**What is expected**. Where does the string "verified" appear? Copy every line of the entries below that holds it.

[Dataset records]
****************************************
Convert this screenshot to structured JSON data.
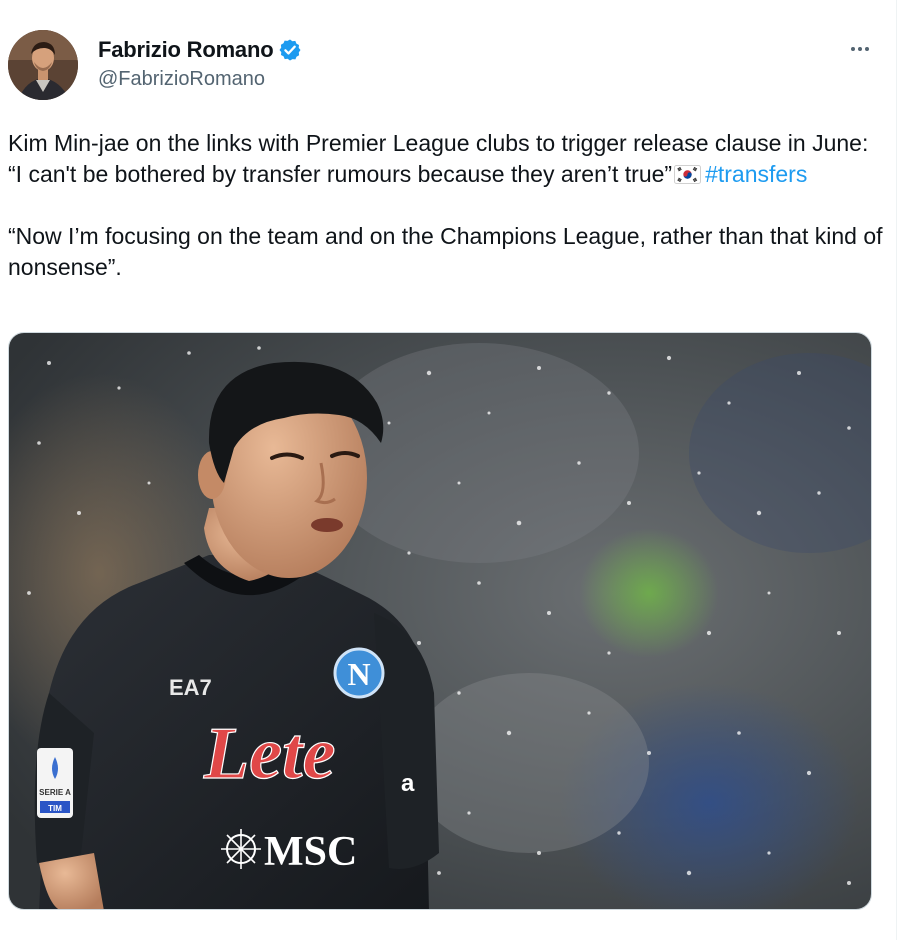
{
  "author": {
    "display_name": "Fabrizio Romano",
    "handle": "@FabrizioRomano",
    "verified": true,
    "avatar_icon": "profile-photo",
    "verified_icon": "verified-badge-icon"
  },
  "menu": {
    "more_icon": "more-options-icon"
  },
  "tweet": {
    "paragraph1_text": "Kim Min-jae on the links with Premier League clubs to trigger release clause in June: “I can't be bothered by transfer rumours because they aren’t true”",
    "flag_icon": "south-korea-flag-icon",
    "hashtag": "#transfers",
    "paragraph2_text": "“Now I’m focusing on the team and on the Champions League, rather than that kind of nonsense”."
  },
  "media": {
    "shirt_logo": "EA7",
    "sponsor": "Lete",
    "secondary_sponsor": "MSC",
    "sleeve_badge": "SERIE A",
    "sleeve_sub": "TIM",
    "side_text": "a"
  },
  "colors": {
    "link": "#1d9bf0",
    "text": "#0f1419",
    "secondary_text": "#536471",
    "verified": "#1d9bf0"
  }
}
****************************************
**Correct answer**.
    "verified": true,
    "verified_icon": "verified-badge-icon"
    "verified": "#1d9bf0"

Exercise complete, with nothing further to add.